╔══
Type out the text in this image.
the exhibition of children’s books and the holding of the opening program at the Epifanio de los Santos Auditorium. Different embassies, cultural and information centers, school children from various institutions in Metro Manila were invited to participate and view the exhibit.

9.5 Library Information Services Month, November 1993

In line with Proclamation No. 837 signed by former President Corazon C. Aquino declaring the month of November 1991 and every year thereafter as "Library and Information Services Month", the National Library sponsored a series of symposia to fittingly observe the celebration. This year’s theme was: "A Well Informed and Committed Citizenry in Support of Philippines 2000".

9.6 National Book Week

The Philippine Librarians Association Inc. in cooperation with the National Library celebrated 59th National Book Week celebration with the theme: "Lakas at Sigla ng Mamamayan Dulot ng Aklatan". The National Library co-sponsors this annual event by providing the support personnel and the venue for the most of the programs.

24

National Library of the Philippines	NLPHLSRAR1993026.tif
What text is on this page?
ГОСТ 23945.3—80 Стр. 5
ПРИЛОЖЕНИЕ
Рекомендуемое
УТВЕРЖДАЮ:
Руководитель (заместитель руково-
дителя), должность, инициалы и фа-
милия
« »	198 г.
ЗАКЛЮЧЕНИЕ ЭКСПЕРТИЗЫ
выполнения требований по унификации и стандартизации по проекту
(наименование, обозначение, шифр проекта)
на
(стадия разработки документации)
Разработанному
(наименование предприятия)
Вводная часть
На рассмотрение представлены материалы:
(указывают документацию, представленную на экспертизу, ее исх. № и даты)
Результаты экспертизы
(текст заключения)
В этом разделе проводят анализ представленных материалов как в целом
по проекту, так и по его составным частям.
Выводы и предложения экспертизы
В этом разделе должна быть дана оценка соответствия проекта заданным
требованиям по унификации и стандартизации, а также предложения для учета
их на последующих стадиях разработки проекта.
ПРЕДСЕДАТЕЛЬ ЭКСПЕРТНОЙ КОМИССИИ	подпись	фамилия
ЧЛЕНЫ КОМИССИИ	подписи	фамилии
╚══
Written problem: Your task is to list each line of the records with the word "text".

Exercise answer:
Type out the text in this image.
What text is on this page?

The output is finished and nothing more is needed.